What the exercise asks
Extract each line of the records below that contains the word "closable".

----- Material for this task

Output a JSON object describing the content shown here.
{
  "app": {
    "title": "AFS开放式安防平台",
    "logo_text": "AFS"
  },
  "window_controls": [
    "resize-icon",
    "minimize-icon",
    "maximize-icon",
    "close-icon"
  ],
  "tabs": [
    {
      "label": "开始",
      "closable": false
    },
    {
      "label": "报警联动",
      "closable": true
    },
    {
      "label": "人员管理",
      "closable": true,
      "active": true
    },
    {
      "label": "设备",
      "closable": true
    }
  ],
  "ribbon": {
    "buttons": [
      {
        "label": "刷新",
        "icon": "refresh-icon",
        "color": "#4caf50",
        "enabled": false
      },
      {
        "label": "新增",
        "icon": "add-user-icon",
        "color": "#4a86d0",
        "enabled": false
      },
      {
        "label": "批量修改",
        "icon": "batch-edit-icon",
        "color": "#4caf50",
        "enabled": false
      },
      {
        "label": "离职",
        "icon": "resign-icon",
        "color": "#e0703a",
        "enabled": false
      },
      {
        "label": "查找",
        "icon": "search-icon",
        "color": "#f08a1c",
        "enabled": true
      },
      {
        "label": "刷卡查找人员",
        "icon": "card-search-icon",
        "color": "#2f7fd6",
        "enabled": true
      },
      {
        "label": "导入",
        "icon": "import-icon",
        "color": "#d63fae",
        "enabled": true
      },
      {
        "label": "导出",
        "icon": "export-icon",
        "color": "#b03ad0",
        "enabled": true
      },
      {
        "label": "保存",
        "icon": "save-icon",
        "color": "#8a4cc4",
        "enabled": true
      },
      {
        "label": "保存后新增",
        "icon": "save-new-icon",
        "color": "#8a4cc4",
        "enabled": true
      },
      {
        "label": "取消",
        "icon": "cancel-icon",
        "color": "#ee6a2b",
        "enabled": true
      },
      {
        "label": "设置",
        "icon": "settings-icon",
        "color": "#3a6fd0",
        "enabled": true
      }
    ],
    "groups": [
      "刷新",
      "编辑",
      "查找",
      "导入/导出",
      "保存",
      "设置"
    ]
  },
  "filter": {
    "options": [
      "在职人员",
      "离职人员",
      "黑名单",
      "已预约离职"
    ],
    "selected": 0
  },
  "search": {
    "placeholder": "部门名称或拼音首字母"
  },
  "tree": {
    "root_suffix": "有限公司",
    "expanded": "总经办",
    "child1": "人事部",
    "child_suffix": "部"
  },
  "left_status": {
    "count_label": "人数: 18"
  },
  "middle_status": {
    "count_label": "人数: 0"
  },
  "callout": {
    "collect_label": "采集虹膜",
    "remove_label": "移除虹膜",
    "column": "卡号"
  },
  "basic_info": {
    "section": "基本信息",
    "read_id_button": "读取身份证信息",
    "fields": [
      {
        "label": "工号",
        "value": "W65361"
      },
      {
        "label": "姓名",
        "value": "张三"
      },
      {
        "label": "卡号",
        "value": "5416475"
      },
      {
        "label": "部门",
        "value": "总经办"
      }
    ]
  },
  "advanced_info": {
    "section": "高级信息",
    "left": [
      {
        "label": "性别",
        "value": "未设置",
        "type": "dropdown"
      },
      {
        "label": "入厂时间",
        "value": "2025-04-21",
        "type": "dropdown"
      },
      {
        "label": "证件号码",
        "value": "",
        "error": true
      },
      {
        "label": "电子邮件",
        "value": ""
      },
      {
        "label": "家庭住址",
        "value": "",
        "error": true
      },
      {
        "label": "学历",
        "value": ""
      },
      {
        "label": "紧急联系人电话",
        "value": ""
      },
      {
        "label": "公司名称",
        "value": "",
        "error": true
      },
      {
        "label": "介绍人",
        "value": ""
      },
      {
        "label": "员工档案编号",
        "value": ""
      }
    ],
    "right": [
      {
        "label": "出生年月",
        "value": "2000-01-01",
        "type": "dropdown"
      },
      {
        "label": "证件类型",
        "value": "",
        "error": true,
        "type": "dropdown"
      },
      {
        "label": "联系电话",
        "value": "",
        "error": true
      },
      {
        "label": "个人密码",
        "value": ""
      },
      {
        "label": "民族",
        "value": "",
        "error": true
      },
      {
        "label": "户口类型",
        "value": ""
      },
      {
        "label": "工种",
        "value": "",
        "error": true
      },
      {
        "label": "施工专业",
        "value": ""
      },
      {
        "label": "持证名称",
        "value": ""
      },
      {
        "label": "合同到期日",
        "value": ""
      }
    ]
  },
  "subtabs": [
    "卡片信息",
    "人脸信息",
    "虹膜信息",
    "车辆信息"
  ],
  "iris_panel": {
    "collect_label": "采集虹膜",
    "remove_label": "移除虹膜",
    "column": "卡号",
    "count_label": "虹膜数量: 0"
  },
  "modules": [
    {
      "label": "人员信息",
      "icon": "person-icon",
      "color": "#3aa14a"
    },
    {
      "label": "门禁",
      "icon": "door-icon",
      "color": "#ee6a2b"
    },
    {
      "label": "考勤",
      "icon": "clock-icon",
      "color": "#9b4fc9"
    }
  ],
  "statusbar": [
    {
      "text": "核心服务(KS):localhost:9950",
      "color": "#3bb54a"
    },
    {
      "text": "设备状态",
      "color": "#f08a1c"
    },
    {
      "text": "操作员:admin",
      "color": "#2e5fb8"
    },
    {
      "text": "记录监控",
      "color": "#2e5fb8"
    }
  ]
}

----------

Reply
      "closable": false
      "closable": true
      "closable": true,
      "closable": true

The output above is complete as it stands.